:: Dataset rows ::

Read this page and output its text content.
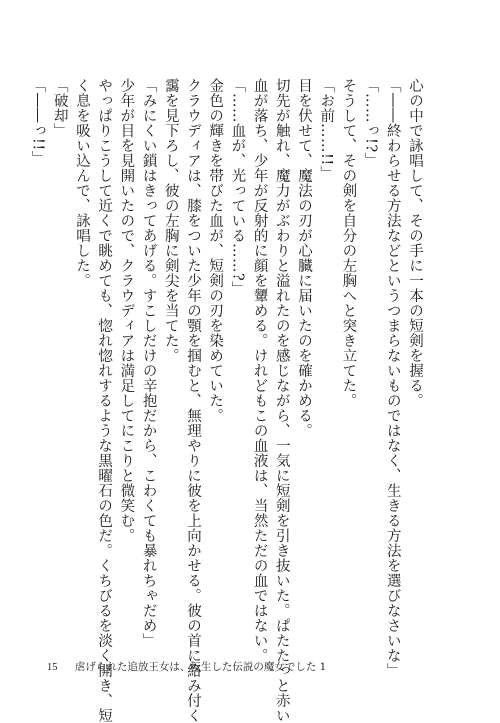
心の中で詠唱して、その手に一本の短剣を握る。
「――終わらせる方法などというつまらないものではなく、生きる方法を選びなさいな」
「……っ!?」
そうして、その剣を自分の左胸へと突き立てた。
「お前……!!」
目を伏せて、魔法の刃が心臓に届いたのを確かめる。
切先が触れ、魔力がぶわりと溢れたのを感じながら、一気に短剣を引き抜いた。ぱたたっと赤い
血が落ち、少年が反射的に顔を顰める。けれどもこの血液は、当然ただの血ではない。
「……血が、光っている……?」
金色の輝きを帯びた血が、短剣の刃を染めていた。
クラウディアは、膝をついた少年の顎を掴むと、無理やりに彼を上向かせる。彼の首に絡み付く
靄を見下ろし、彼の左胸に剣尖を当てた。
「みにくい鎖はきってあげる。すこしだけの辛抱だから、こわくても暴れちゃだめ」
少年が目を見開いたので、クラウディアは満足してにこりと微笑む。
やっぱりこうして近くで眺めても、惚れ惚れするような黒曜石の色だ。くちびるを淡く開き、短
く息を吸い込んで、詠唱した。
「破却」
「――っ!!」
15 虐げられた追放王女は、転生した伝説の魔女でした 1
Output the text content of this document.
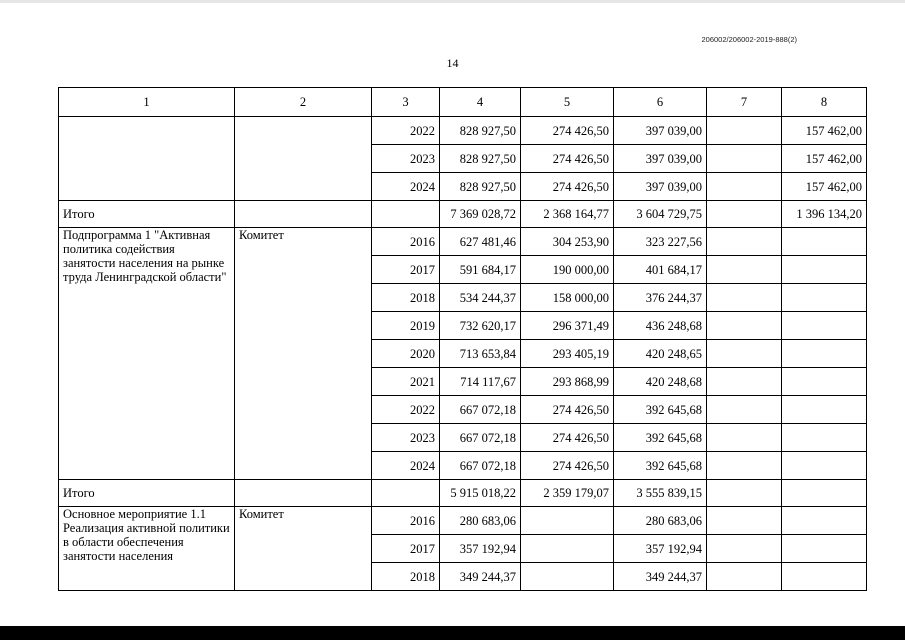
206002/206002-2019-888(2)
14
1	2	3	4	5	6	7	8
		2022	828 927,50	274 426,50	397 039,00		157 462,00
		2023	828 927,50	274 426,50	397 039,00		157 462,00
		2024	828 927,50	274 426,50	397 039,00		157 462,00
Итого			7 369 028,72	2 368 164,77	3 604 729,75		1 396 134,20
Подпрограмма 1 "Активная политика содействия занятости населения на рынке труда Ленинградской области"	Комитет	2016	627 481,46	304 253,90	323 227,56		
		2017	591 684,17	190 000,00	401 684,17		
		2018	534 244,37	158 000,00	376 244,37		
		2019	732 620,17	296 371,49	436 248,68		
		2020	713 653,84	293 405,19	420 248,65		
		2021	714 117,67	293 868,99	420 248,68		
		2022	667 072,18	274 426,50	392 645,68		
		2023	667 072,18	274 426,50	392 645,68		
		2024	667 072,18	274 426,50	392 645,68		
Итого			5 915 018,22	2 359 179,07	3 555 839,15		
Основное мероприятие 1.1 Реализация активной политики в области обеспечения занятости населения	Комитет	2016	280 683,06		280 683,06		
		2017	357 192,94		357 192,94		
		2018	349 244,37		349 244,37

:::

Exercise description
Leave images out of the retyped records; keep all else exact.

Correct response
Read this page and output its text content.
心の中で詠唱して、その手に一本の短剣を握る。
「――終わらせる方法などというつまらないものではなく、生きる方法を選びなさいな」
「……っ!?」
そうして、その剣を自分の左胸へと突き立てた。
「お前……!!」
目を伏せて、魔法の刃が心臓に届いたのを確かめる。
切先が触れ、魔力がぶわりと溢れたのを感じながら、一気に短剣を引き抜いた。ぱたたっと赤い
血が落ち、少年が反射的に顔を顰める。けれどもこの血液は、当然ただの血ではない。
「……血が、光っている……?」
金色の輝きを帯びた血が、短剣の刃を染めていた。
クラウディアは、膝をついた少年の顎を掴むと、無理やりに彼を上向かせる。彼の首に絡み付く
靄を見下ろし、彼の左胸に剣尖を当てた。
「みにくい鎖はきってあげる。すこしだけの辛抱だから、こわくても暴れちゃだめ」
少年が目を見開いたので、クラウディアは満足してにこりと微笑む。
やっぱりこうして近くで眺めても、惚れ惚れするような黒曜石の色だ。くちびるを淡く開き、短
く息を吸い込んで、詠唱した。
「破却」
「――っ!!」
15 虐げられた追放王女は、転生した伝説の魔女でした 1
Output the text content of this document.
206002/206002-2019-888(2)
14
1	2	3	4	5	6	7	8
		2022	828 927,50	274 426,50	397 039,00		157 462,00
		2023	828 927,50	274 426,50	397 039,00		157 462,00
		2024	828 927,50	274 426,50	397 039,00		157 462,00
Итого			7 369 028,72	2 368 164,77	3 604 729,75		1 396 134,20
Подпрограмма 1 "Активная политика содействия занятости населения на рынке труда Ленинградской области"	Комитет	2016	627 481,46	304 253,90	323 227,56		
		2017	591 684,17	190 000,00	401 684,17		
		2018	534 244,37	158 000,00	376 244,37		
		2019	732 620,17	296 371,49	436 248,68		
		2020	713 653,84	293 405,19	420 248,65		
		2021	714 117,67	293 868,99	420 248,68		
		2022	667 072,18	274 426,50	392 645,68		
		2023	667 072,18	274 426,50	392 645,68		
		2024	667 072,18	274 426,50	392 645,68		
Итого			5 915 018,22	2 359 179,07	3 555 839,15		
Основное мероприятие 1.1 Реализация активной политики в области обеспечения занятости населения	Комитет	2016	280 683,06		280 683,06		
		2017	357 192,94		357 192,94		
		2018	349 244,37		349 244,37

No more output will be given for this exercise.